[Records shown]

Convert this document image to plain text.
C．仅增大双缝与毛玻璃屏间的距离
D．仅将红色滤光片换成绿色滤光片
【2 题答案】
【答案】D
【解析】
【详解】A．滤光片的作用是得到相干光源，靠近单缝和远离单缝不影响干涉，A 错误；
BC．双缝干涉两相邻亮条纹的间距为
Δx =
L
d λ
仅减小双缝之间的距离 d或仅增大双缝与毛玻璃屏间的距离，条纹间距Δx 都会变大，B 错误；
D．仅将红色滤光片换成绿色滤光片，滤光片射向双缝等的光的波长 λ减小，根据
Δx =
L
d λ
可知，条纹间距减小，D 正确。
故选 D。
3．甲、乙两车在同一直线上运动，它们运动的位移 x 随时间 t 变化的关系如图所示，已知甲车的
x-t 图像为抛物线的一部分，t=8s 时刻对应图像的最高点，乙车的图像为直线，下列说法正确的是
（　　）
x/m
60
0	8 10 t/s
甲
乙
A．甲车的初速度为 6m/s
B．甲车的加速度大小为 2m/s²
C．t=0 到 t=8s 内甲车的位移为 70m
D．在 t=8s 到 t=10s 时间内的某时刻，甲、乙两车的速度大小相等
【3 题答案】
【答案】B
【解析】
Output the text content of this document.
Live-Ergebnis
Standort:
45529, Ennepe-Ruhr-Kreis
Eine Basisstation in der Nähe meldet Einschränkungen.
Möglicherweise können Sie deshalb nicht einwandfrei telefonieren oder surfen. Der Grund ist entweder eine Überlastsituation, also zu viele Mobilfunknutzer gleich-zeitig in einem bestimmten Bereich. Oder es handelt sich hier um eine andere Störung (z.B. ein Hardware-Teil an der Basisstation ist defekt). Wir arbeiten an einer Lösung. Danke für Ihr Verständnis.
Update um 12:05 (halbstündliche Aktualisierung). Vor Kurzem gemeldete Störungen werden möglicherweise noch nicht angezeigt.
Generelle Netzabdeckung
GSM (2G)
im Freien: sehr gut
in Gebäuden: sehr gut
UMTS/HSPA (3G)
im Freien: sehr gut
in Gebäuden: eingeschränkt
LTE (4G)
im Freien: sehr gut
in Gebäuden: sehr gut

[Instructions to follow] Collect every line from the records above that contains the word "text".

[Exercise solution]
Convert this document image to plain text.
Output the text content of this document.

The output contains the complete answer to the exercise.